■ **REQUEST**: Output every entry exactly as written.

■ **PROVIDED ENTRIES**:
*-*-*

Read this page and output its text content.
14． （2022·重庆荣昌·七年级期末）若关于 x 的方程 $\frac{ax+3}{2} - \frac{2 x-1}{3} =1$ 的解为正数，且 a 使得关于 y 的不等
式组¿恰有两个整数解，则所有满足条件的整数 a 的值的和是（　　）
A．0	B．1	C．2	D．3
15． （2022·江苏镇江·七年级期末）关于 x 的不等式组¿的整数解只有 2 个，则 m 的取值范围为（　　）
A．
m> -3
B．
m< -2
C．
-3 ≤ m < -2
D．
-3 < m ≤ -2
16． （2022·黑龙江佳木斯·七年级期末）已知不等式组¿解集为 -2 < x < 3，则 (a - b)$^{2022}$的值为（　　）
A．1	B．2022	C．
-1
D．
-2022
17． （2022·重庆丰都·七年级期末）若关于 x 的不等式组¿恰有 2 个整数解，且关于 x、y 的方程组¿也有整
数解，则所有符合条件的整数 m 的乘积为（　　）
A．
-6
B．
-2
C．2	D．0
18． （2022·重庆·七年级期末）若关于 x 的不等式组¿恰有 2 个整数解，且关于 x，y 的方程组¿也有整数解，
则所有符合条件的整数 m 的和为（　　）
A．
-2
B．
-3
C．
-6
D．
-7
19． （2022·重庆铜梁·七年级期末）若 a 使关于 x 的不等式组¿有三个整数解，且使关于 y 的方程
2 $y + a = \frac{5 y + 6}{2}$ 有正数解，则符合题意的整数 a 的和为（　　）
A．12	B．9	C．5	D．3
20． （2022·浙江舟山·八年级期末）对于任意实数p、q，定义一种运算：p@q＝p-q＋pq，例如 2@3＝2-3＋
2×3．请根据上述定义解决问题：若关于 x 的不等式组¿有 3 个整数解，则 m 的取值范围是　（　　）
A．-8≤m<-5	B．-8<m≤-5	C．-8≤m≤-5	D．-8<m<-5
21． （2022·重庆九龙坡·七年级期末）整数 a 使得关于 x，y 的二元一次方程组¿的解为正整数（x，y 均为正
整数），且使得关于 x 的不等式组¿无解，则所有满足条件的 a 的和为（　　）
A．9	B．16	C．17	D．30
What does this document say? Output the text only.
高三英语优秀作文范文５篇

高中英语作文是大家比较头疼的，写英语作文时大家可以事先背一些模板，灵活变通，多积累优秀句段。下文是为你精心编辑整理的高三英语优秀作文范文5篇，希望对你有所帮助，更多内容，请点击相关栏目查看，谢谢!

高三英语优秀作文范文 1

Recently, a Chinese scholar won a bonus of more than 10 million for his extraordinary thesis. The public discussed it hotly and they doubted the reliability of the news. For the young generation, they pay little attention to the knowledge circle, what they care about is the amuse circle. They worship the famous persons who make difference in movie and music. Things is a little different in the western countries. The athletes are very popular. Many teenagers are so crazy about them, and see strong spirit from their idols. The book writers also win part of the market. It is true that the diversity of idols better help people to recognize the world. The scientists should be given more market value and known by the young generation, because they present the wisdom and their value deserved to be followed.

*-*-*

■ **RESPONSE TO THE EXERCISE**:
Read this page and output its text content.
14． （2022·重庆荣昌·七年级期末）若关于 x 的方程 $\frac{ax+3}{2} - \frac{2 x-1}{3} =1$ 的解为正数，且 a 使得关于 y 的不等
式组¿恰有两个整数解，则所有满足条件的整数 a 的值的和是（　　）
A．0	B．1	C．2	D．3
15． （2022·江苏镇江·七年级期末）关于 x 的不等式组¿的整数解只有 2 个，则 m 的取值范围为（　　）
A．
m> -3
B．
m< -2
C．
-3 ≤ m < -2
D．
-3 < m ≤ -2
16． （2022·黑龙江佳木斯·七年级期末）已知不等式组¿解集为 -2 < x < 3，则 (a - b)$^{2022}$的值为（　　）
A．1	B．2022	C．
-1
D．
-2022
17． （2022·重庆丰都·七年级期末）若关于 x 的不等式组¿恰有 2 个整数解，且关于 x、y 的方程组¿也有整
数解，则所有符合条件的整数 m 的乘积为（　　）
A．
-6
B．
-2
C．2	D．0
18． （2022·重庆·七年级期末）若关于 x 的不等式组¿恰有 2 个整数解，且关于 x，y 的方程组¿也有整数解，
则所有符合条件的整数 m 的和为（　　）
A．
-2
B．
-3
C．
-6
D．
-7
19． （2022·重庆铜梁·七年级期末）若 a 使关于 x 的不等式组¿有三个整数解，且使关于 y 的方程
2 $y + a = \frac{5 y + 6}{2}$ 有正数解，则符合题意的整数 a 的和为（　　）
A．12	B．9	C．5	D．3
20． （2022·浙江舟山·八年级期末）对于任意实数p、q，定义一种运算：p@q＝p-q＋pq，例如 2@3＝2-3＋
2×3．请根据上述定义解决问题：若关于 x 的不等式组¿有 3 个整数解，则 m 的取值范围是　（　　）
A．-8≤m<-5	B．-8<m≤-5	C．-8≤m≤-5	D．-8<m<-5
21． （2022·重庆九龙坡·七年级期末）整数 a 使得关于 x，y 的二元一次方程组¿的解为正整数（x，y 均为正
整数），且使得关于 x 的不等式组¿无解，则所有满足条件的 a 的和为（　　）
A．9	B．16	C．17	D．30
What does this document say? Output the text only.
高三英语优秀作文范文５篇

高中英语作文是大家比较头疼的，写英语作文时大家可以事先背一些模板，灵活变通，多积累优秀句段。下文是为你精心编辑整理的高三英语优秀作文范文5篇，希望对你有所帮助，更多内容，请点击相关栏目查看，谢谢!

高三英语优秀作文范文 1

Recently, a Chinese scholar won a bonus of more than 10 million for his extraordinary thesis. The public discussed it hotly and they doubted the reliability of the news. For the young generation, they pay little attention to the knowledge circle, what they care about is the amuse circle. They worship the famous persons who make difference in movie and music. Things is a little different in the western countries. The athletes are very popular. Many teenagers are so crazy about them, and see strong spirit from their idols. The book writers also win part of the market. It is true that the diversity of idols better help people to recognize the world. The scientists should be given more market value and known by the young generation, because they present the wisdom and their value deserved to be followed.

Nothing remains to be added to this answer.